Aim: Repeat, exactly and completely, the entries shown underneath.

>> begin

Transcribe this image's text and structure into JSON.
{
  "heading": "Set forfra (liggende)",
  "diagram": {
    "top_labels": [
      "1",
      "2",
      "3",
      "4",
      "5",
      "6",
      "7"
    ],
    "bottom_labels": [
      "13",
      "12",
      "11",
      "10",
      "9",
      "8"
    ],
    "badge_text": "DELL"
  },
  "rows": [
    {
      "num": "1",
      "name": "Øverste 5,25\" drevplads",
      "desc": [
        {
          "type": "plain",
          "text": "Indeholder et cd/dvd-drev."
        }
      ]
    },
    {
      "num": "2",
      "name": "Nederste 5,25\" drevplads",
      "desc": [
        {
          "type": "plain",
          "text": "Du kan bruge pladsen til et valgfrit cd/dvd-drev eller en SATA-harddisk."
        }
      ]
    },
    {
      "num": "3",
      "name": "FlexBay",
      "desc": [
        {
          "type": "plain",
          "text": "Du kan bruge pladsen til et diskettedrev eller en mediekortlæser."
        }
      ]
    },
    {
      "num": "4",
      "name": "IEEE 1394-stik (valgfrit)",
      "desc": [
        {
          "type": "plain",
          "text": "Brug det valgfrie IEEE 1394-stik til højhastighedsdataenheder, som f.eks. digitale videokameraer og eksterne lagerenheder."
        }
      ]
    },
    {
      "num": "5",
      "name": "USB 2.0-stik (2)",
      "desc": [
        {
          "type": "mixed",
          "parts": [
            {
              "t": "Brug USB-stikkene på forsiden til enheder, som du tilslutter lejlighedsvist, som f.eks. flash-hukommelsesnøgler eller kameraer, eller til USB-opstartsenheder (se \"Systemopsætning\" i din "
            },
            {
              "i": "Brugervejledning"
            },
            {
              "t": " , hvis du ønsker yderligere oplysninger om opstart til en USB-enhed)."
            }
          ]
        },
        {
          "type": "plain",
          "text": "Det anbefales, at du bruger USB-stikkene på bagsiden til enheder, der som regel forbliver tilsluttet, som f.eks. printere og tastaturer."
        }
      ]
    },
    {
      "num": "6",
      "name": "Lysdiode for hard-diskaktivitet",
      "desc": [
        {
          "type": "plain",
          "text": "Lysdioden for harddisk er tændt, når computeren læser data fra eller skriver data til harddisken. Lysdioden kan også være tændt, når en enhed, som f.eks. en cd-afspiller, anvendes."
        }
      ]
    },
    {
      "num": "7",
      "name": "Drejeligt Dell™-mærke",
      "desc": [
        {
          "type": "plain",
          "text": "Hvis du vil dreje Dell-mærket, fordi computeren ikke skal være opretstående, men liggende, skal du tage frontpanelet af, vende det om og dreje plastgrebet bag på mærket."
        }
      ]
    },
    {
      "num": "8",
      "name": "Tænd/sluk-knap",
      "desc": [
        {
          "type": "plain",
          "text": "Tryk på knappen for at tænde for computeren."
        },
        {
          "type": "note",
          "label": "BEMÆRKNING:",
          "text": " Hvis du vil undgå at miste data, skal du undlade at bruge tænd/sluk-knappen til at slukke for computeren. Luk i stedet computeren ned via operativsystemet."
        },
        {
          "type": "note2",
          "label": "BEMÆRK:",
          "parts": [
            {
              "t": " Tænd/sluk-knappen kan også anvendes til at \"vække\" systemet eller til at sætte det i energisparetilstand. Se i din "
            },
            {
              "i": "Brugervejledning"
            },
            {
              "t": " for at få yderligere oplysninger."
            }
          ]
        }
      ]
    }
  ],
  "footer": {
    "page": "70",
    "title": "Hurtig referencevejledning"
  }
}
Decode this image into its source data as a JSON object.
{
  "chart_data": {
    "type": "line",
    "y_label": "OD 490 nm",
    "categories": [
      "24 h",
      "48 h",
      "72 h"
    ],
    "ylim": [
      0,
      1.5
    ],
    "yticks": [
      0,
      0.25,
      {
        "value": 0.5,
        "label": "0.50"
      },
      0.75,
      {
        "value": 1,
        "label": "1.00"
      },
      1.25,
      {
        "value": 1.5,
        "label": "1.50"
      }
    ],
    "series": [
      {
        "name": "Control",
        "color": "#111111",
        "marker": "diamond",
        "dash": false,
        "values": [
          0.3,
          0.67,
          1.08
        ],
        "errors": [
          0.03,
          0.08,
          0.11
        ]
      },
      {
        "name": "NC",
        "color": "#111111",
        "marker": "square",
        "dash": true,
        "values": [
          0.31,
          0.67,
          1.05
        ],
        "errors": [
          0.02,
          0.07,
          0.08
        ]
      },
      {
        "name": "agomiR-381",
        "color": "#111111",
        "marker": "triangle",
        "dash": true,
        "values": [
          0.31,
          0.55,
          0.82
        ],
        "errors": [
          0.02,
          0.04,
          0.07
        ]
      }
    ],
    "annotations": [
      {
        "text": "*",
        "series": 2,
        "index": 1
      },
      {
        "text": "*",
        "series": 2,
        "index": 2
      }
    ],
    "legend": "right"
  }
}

>> end

Complete response:
Transcribe this image's text and structure into JSON.
{
  "heading": "Set forfra (liggende)",
  "diagram": {
    "top_labels": [
      "1",
      "2",
      "3",
      "4",
      "5",
      "6",
      "7"
    ],
    "bottom_labels": [
      "13",
      "12",
      "11",
      "10",
      "9",
      "8"
    ],
    "badge_text": "DELL"
  },
  "rows": [
    {
      "num": "1",
      "name": "Øverste 5,25\" drevplads",
      "desc": [
        {
          "type": "plain",
          "text": "Indeholder et cd/dvd-drev."
        }
      ]
    },
    {
      "num": "2",
      "name": "Nederste 5,25\" drevplads",
      "desc": [
        {
          "type": "plain",
          "text": "Du kan bruge pladsen til et valgfrit cd/dvd-drev eller en SATA-harddisk."
        }
      ]
    },
    {
      "num": "3",
      "name": "FlexBay",
      "desc": [
        {
          "type": "plain",
          "text": "Du kan bruge pladsen til et diskettedrev eller en mediekortlæser."
        }
      ]
    },
    {
      "num": "4",
      "name": "IEEE 1394-stik (valgfrit)",
      "desc": [
        {
          "type": "plain",
          "text": "Brug det valgfrie IEEE 1394-stik til højhastighedsdataenheder, som f.eks. digitale videokameraer og eksterne lagerenheder."
        }
      ]
    },
    {
      "num": "5",
      "name": "USB 2.0-stik (2)",
      "desc": [
        {
          "type": "mixed",
          "parts": [
            {
              "t": "Brug USB-stikkene på forsiden til enheder, som du tilslutter lejlighedsvist, som f.eks. flash-hukommelsesnøgler eller kameraer, eller til USB-opstartsenheder (se \"Systemopsætning\" i din "
            },
            {
              "i": "Brugervejledning"
            },
            {
              "t": " , hvis du ønsker yderligere oplysninger om opstart til en USB-enhed)."
            }
          ]
        },
        {
          "type": "plain",
          "text": "Det anbefales, at du bruger USB-stikkene på bagsiden til enheder, der som regel forbliver tilsluttet, som f.eks. printere og tastaturer."
        }
      ]
    },
    {
      "num": "6",
      "name": "Lysdiode for hard-diskaktivitet",
      "desc": [
        {
          "type": "plain",
          "text": "Lysdioden for harddisk er tændt, når computeren læser data fra eller skriver data til harddisken. Lysdioden kan også være tændt, når en enhed, som f.eks. en cd-afspiller, anvendes."
        }
      ]
    },
    {
      "num": "7",
      "name": "Drejeligt Dell™-mærke",
      "desc": [
        {
          "type": "plain",
          "text": "Hvis du vil dreje Dell-mærket, fordi computeren ikke skal være opretstående, men liggende, skal du tage frontpanelet af, vende det om og dreje plastgrebet bag på mærket."
        }
      ]
    },
    {
      "num": "8",
      "name": "Tænd/sluk-knap",
      "desc": [
        {
          "type": "plain",
          "text": "Tryk på knappen for at tænde for computeren."
        },
        {
          "type": "note",
          "label": "BEMÆRKNING:",
          "text": " Hvis du vil undgå at miste data, skal du undlade at bruge tænd/sluk-knappen til at slukke for computeren. Luk i stedet computeren ned via operativsystemet."
        },
        {
          "type": "note2",
          "label": "BEMÆRK:",
          "parts": [
            {
              "t": " Tænd/sluk-knappen kan også anvendes til at \"vække\" systemet eller til at sætte det i energisparetilstand. Se i din "
            },
            {
              "i": "Brugervejledning"
            },
            {
              "t": " for at få yderligere oplysninger."
            }
          ]
        }
      ]
    }
  ],
  "footer": {
    "page": "70",
    "title": "Hurtig referencevejledning"
  }
}
Decode this image into its source data as a JSON object.
{
  "chart_data": {
    "type": "line",
    "y_label": "OD 490 nm",
    "categories": [
      "24 h",
      "48 h",
      "72 h"
    ],
    "ylim": [
      0,
      1.5
    ],
    "yticks": [
      0,
      0.25,
      {
        "value": 0.5,
        "label": "0.50"
      },
      0.75,
      {
        "value": 1,
        "label": "1.00"
      },
      1.25,
      {
        "value": 1.5,
        "label": "1.50"
      }
    ],
    "series": [
      {
        "name": "Control",
        "color": "#111111",
        "marker": "diamond",
        "dash": false,
        "values": [
          0.3,
          0.67,
          1.08
        ],
        "errors": [
          0.03,
          0.08,
          0.11
        ]
      },
      {
        "name": "NC",
        "color": "#111111",
        "marker": "square",
        "dash": true,
        "values": [
          0.31,
          0.67,
          1.05
        ],
        "errors": [
          0.02,
          0.07,
          0.08
        ]
      },
      {
        "name": "agomiR-381",
        "color": "#111111",
        "marker": "triangle",
        "dash": true,
        "values": [
          0.31,
          0.55,
          0.82
        ],
        "errors": [
          0.02,
          0.04,
          0.07
        ]
      }
    ],
    "annotations": [
      {
        "text": "*",
        "series": 2,
        "index": 1
      },
      {
        "text": "*",
        "series": 2,
        "index": 2
      }
    ],
    "legend": "right"
  }
}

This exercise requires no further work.